— begin —
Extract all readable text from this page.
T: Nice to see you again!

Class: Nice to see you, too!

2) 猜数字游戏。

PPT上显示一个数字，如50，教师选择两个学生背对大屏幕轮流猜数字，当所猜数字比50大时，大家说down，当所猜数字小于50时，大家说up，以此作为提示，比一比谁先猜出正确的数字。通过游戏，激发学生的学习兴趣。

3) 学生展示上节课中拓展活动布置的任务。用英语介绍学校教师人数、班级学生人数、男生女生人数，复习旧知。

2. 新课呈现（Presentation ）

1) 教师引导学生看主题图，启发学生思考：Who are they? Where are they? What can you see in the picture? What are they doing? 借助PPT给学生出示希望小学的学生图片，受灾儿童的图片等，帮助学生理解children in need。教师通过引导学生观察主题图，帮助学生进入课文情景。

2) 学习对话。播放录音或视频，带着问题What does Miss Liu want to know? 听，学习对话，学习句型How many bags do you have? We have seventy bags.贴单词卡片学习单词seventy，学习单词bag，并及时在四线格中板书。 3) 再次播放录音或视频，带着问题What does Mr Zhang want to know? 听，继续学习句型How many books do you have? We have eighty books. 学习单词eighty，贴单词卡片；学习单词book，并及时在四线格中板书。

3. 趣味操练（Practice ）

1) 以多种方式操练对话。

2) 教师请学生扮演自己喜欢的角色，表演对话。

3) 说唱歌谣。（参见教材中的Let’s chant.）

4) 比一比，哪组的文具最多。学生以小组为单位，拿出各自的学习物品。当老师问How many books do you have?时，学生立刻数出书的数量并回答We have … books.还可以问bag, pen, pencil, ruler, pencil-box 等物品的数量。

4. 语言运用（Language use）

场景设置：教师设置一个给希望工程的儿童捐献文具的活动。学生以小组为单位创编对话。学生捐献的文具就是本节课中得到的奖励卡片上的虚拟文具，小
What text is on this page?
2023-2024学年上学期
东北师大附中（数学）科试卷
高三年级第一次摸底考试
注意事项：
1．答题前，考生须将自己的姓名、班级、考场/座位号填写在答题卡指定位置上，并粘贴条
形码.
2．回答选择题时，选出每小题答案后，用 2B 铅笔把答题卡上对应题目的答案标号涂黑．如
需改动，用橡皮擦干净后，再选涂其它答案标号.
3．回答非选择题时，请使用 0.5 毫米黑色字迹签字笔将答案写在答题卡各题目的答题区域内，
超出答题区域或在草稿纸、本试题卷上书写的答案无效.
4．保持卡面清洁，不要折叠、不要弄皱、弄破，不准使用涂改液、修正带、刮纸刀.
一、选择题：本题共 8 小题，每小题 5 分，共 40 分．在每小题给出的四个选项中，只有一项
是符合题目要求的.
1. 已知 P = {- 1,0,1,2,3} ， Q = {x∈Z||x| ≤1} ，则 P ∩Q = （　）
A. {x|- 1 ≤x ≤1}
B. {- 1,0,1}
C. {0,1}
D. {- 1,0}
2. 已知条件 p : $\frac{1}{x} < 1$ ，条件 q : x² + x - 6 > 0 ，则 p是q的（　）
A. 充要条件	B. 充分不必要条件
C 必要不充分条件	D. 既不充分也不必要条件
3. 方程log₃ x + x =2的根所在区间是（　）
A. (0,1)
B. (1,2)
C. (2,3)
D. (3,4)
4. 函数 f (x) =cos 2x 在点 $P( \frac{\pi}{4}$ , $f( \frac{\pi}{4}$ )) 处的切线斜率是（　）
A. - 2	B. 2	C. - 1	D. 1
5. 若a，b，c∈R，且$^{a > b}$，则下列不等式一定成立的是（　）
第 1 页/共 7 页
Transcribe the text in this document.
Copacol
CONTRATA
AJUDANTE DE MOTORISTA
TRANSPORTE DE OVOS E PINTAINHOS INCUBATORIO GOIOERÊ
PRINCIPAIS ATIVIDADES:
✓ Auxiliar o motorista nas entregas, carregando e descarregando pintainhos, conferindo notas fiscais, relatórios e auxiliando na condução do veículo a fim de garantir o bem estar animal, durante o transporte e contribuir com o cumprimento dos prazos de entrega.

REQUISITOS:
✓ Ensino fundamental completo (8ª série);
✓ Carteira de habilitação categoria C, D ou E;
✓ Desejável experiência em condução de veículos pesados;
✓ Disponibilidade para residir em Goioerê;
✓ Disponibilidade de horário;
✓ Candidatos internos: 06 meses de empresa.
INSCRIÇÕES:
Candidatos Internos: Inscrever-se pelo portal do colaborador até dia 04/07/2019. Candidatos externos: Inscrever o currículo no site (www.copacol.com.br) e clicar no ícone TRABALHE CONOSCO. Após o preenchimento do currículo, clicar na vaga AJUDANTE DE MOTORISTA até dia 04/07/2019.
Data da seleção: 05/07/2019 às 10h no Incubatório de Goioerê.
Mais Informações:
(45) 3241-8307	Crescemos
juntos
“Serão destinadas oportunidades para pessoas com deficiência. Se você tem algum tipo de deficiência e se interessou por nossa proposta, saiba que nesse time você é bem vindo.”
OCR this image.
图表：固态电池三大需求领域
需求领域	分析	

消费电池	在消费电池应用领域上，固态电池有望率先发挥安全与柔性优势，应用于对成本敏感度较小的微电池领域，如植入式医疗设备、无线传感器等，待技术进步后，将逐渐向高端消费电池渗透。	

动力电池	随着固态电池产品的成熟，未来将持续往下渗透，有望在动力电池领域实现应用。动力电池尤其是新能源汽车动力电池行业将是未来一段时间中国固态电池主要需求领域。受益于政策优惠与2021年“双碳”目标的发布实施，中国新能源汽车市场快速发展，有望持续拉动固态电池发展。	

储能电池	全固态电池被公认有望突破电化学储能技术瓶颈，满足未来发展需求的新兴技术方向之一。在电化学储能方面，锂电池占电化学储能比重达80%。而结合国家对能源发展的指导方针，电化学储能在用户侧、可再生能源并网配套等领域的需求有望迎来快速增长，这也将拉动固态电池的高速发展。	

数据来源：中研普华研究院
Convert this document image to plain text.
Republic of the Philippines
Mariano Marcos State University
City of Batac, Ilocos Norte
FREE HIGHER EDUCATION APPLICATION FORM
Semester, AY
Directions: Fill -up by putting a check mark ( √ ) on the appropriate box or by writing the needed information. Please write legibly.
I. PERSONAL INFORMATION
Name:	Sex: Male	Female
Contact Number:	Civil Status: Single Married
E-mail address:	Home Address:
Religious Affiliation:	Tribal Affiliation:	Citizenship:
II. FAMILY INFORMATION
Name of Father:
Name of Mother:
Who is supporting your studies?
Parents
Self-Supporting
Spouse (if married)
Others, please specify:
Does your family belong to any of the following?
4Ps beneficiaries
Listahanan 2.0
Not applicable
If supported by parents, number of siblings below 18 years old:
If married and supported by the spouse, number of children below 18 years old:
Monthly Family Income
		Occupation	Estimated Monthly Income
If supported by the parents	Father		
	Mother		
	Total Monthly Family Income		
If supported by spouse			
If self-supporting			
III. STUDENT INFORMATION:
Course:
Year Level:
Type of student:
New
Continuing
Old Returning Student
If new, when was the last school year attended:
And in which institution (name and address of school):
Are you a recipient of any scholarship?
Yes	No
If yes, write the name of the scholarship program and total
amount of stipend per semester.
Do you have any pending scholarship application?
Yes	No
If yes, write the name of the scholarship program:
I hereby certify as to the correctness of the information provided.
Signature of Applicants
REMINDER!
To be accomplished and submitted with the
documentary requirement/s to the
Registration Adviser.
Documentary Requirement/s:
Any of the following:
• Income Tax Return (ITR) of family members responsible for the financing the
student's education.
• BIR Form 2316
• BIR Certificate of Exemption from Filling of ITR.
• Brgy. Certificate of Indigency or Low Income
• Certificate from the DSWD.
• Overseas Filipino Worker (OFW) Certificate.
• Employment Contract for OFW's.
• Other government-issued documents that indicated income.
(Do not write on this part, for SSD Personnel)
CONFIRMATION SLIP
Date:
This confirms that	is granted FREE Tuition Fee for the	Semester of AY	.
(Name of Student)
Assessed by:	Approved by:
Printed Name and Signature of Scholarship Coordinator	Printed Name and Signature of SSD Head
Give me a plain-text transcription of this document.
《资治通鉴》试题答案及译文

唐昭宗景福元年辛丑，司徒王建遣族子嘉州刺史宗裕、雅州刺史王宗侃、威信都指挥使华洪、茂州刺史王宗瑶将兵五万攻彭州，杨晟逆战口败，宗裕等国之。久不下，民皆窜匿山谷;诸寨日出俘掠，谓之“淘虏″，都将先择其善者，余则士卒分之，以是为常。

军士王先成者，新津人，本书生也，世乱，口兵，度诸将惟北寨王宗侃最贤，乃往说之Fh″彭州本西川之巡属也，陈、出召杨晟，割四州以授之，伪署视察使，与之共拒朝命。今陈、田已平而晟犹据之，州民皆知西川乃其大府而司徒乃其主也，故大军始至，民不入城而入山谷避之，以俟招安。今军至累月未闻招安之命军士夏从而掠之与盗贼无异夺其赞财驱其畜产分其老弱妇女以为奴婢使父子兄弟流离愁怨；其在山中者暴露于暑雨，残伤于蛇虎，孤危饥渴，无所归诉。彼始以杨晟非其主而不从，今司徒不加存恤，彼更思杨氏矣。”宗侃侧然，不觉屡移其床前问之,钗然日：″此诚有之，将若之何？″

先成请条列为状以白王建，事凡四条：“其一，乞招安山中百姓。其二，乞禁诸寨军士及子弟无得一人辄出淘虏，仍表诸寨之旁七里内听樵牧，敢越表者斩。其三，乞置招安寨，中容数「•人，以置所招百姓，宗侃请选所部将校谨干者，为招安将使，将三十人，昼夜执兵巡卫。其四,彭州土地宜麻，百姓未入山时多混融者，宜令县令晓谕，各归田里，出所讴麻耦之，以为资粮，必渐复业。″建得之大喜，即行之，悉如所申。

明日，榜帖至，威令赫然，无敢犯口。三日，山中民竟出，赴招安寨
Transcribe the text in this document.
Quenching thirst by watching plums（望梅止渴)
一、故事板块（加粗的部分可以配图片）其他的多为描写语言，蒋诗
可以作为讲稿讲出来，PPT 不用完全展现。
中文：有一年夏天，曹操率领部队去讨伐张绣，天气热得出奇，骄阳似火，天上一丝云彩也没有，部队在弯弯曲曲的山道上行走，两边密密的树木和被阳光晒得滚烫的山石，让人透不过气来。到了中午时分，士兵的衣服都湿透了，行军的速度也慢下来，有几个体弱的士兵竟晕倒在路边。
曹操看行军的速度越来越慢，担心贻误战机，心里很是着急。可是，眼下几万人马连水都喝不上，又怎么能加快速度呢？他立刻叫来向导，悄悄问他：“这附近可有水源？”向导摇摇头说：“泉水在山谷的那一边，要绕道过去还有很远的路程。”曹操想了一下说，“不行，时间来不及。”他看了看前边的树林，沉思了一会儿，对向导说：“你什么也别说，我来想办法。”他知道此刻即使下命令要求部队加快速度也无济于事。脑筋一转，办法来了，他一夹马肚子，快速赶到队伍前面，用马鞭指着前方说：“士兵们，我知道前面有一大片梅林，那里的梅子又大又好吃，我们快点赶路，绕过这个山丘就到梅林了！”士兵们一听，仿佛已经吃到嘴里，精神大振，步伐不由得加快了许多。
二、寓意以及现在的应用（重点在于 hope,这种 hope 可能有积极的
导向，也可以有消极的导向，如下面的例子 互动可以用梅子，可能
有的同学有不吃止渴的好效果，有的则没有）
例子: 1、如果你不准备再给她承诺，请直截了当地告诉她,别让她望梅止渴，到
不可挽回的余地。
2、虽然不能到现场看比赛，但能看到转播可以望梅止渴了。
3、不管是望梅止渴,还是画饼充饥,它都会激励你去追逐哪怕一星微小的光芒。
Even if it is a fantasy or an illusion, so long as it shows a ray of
— end —
# [Exercise brief]
Search the listing for the string "supported". Copy each line where it turns up.

# [Final result]
If supported by parents, number of siblings below 18 years old:
If married and supported by the spouse, number of children below 18 years old:
If supported by the parents	Father		
If supported by spouse			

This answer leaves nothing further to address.